# Required work
Only the lines holding the string "subtitle" are needed. Copy each one.
**********
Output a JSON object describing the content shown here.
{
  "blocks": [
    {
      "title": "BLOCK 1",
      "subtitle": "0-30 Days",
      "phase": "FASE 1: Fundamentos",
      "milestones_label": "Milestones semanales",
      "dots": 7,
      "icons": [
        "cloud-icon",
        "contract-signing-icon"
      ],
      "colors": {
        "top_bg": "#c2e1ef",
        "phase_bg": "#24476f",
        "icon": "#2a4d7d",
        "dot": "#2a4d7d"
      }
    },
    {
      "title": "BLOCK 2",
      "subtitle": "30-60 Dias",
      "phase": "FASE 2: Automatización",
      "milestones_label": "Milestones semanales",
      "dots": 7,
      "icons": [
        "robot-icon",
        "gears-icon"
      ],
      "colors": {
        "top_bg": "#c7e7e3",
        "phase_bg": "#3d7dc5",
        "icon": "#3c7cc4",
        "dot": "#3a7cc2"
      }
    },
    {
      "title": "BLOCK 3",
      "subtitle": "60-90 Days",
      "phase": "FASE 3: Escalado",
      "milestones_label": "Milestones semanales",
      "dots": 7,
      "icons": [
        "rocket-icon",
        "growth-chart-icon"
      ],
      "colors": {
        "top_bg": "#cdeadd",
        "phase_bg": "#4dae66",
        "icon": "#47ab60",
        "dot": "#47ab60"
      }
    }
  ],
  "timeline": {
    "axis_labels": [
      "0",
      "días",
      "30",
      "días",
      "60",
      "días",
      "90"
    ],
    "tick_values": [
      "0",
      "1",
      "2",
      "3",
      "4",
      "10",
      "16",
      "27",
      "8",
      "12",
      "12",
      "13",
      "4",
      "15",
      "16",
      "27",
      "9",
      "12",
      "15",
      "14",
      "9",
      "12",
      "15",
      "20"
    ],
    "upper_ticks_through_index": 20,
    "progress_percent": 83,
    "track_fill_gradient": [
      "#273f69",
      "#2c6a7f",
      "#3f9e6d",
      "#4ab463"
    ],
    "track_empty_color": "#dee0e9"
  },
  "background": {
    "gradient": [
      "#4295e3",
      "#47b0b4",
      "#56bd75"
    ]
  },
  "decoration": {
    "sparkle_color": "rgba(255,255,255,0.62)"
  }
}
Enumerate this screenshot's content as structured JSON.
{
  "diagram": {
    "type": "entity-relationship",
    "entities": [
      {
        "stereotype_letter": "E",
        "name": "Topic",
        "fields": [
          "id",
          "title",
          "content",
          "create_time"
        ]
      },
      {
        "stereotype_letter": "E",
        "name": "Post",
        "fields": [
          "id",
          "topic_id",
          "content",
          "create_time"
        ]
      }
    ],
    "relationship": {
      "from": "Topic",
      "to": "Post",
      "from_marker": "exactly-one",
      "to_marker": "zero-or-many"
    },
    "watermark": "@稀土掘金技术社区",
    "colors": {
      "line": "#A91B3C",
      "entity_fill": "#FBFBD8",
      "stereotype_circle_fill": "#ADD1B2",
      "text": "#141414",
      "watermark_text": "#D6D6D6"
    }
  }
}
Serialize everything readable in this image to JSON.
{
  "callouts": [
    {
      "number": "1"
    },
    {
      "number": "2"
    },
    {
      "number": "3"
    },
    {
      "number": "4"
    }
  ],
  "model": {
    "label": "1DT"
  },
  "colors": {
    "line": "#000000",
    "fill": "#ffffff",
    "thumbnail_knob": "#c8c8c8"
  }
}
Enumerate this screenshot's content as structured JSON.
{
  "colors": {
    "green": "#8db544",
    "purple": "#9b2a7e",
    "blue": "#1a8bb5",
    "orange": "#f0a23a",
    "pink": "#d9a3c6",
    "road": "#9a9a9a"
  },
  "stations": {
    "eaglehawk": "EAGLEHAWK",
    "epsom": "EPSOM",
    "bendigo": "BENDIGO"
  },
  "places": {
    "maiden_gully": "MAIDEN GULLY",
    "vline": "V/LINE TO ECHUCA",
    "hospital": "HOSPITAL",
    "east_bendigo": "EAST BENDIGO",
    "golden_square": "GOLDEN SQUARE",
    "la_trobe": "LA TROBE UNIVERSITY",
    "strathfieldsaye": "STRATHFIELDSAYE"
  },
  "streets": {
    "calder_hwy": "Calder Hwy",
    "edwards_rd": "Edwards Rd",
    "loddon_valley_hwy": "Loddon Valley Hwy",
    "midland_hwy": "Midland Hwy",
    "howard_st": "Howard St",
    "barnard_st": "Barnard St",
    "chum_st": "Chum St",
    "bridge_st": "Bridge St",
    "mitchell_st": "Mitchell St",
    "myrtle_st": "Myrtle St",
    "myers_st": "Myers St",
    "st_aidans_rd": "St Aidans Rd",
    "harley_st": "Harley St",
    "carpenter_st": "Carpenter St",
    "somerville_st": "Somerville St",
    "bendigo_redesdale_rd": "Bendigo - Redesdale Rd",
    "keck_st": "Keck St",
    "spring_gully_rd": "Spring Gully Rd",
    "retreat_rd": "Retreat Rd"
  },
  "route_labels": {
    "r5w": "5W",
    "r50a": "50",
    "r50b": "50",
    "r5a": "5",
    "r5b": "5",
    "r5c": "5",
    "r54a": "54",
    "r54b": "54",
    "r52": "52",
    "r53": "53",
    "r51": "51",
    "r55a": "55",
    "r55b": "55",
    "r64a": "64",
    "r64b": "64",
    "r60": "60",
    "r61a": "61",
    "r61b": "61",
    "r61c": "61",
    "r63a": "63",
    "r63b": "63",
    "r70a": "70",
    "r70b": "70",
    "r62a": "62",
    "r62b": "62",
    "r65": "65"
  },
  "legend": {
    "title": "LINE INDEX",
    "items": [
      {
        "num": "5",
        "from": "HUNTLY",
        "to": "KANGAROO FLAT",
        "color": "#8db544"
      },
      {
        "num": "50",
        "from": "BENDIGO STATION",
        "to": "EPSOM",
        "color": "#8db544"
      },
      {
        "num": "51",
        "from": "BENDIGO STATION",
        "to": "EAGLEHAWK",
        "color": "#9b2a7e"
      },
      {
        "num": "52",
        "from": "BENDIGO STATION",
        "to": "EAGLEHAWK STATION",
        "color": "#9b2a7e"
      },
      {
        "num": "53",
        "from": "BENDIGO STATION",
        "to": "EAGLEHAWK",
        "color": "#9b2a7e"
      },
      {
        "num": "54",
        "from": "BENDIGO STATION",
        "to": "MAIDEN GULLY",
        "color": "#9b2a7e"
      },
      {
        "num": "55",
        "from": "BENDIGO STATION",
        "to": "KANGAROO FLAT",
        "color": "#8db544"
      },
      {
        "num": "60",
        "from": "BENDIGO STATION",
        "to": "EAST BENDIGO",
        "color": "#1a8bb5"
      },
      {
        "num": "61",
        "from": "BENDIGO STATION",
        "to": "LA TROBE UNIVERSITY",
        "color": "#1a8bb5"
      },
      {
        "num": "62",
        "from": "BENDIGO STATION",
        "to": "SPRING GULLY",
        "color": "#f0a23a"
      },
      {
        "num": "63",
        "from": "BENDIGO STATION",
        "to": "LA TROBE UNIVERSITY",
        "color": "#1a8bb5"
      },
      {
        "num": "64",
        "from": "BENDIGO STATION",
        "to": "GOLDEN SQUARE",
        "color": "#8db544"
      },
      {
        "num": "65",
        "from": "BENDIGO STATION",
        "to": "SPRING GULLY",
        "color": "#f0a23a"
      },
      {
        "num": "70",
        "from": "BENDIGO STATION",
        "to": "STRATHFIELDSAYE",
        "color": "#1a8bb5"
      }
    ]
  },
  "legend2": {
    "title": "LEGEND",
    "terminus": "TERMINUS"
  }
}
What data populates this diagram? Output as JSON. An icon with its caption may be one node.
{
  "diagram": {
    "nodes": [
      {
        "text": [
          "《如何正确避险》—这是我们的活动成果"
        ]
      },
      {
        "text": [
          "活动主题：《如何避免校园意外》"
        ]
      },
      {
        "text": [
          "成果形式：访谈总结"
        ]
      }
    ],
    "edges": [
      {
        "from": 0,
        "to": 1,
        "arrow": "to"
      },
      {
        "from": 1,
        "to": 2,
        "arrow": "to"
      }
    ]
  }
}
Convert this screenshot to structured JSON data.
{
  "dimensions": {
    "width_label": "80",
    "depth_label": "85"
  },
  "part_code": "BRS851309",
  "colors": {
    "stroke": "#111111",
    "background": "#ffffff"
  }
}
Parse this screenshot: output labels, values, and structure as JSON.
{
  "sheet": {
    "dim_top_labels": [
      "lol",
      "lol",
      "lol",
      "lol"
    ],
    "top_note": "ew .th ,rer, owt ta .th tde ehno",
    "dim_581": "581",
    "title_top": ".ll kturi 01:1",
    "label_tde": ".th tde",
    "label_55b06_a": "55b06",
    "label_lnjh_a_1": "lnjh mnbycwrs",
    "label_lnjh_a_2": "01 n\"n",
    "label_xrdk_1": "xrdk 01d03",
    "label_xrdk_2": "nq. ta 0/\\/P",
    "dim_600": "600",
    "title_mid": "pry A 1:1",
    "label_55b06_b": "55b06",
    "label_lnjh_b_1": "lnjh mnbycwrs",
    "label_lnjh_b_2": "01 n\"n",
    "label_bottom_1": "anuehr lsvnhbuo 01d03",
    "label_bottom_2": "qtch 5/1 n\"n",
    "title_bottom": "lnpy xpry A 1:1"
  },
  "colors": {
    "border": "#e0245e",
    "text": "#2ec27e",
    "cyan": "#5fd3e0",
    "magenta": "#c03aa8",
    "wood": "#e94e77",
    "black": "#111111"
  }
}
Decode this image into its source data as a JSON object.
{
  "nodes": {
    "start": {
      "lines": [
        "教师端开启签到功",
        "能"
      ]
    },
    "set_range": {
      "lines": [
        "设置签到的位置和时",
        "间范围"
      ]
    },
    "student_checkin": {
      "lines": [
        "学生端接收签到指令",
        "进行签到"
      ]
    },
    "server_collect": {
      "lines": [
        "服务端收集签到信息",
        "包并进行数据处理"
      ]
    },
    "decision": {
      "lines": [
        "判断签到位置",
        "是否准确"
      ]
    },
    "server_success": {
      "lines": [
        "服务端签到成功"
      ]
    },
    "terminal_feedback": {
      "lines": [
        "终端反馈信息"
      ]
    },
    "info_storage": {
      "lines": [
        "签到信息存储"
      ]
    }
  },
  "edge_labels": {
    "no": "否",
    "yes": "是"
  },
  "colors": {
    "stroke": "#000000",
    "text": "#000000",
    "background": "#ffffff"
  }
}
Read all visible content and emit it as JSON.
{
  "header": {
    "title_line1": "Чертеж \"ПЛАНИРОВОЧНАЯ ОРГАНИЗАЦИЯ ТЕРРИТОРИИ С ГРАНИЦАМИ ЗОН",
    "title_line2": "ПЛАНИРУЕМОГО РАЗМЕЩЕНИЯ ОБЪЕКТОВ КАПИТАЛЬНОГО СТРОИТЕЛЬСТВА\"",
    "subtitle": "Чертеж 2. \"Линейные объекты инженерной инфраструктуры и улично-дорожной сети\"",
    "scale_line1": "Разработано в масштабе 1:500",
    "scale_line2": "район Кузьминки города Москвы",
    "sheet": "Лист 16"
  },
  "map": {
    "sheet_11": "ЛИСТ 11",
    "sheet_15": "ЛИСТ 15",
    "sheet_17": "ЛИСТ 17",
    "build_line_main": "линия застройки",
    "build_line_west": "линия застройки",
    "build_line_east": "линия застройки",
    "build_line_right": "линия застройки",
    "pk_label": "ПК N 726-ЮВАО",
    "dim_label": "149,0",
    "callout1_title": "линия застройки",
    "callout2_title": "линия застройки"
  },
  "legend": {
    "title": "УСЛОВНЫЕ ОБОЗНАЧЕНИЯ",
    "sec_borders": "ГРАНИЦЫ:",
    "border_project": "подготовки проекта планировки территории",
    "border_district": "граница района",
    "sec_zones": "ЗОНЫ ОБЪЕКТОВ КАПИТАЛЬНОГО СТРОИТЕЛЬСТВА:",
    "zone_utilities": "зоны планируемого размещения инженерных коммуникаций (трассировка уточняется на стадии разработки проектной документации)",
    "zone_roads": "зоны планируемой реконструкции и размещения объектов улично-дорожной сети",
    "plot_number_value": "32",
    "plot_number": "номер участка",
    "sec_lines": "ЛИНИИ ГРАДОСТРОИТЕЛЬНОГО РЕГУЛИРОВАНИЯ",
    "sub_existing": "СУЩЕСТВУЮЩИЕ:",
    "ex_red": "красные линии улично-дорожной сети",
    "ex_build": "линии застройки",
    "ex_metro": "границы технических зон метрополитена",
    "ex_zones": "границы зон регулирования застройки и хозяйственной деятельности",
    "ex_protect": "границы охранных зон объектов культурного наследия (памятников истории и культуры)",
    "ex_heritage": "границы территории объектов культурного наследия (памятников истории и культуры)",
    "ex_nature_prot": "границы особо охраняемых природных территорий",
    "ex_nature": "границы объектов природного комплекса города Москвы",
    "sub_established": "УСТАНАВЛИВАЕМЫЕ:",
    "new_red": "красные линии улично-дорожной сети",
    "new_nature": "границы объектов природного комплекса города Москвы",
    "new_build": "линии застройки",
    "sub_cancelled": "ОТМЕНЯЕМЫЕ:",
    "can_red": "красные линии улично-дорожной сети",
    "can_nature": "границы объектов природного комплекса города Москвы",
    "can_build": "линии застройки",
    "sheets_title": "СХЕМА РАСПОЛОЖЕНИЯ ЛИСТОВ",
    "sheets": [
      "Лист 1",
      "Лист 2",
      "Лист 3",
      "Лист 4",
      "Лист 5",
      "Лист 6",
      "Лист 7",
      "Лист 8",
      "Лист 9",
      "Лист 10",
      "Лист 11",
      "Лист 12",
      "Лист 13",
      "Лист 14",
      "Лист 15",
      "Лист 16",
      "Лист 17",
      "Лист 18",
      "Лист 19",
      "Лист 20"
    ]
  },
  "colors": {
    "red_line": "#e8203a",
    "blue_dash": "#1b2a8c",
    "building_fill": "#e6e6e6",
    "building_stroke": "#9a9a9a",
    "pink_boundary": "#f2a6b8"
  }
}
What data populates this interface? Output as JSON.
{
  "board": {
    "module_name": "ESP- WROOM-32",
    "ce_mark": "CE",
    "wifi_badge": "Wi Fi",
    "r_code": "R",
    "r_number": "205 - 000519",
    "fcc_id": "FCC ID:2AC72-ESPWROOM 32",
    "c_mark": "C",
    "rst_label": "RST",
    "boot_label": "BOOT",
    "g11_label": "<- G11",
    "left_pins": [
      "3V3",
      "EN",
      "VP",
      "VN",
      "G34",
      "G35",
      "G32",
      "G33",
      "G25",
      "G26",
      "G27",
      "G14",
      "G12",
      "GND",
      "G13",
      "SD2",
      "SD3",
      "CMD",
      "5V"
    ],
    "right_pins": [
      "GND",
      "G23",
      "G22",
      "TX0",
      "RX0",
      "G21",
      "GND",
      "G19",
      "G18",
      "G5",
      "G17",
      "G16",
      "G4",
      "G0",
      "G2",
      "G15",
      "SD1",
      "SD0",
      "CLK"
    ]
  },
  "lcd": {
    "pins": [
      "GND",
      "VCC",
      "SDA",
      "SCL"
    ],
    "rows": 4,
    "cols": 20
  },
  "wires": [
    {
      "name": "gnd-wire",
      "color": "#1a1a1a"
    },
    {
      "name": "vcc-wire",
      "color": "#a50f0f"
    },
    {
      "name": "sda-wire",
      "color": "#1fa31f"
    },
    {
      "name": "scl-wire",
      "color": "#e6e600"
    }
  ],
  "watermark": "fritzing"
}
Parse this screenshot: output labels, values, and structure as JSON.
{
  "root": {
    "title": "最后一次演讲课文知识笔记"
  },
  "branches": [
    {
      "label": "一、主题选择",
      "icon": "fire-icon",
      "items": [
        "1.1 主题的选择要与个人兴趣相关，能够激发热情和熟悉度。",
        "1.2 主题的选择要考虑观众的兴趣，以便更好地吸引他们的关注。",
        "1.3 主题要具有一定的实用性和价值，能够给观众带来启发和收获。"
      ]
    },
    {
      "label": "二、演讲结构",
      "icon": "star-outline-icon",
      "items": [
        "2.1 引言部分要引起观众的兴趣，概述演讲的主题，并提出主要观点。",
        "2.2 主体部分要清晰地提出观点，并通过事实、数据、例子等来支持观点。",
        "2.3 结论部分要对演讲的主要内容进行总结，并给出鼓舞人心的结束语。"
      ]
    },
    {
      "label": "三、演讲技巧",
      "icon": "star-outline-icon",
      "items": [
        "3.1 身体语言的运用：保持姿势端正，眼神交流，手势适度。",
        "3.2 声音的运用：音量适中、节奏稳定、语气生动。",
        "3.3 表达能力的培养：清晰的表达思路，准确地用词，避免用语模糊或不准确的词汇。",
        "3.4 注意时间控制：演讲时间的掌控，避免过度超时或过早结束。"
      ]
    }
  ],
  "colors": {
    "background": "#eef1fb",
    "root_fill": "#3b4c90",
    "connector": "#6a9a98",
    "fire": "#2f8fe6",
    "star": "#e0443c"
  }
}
**********
# Written answer
      "subtitle": "0-30 Days",
      "subtitle": "30-60 Dias",
      "subtitle": "60-90 Days",
    "subtitle": "Чертеж 2. \"Линейные объекты инженерной инфраструктуры и улично-дорожной сети\"",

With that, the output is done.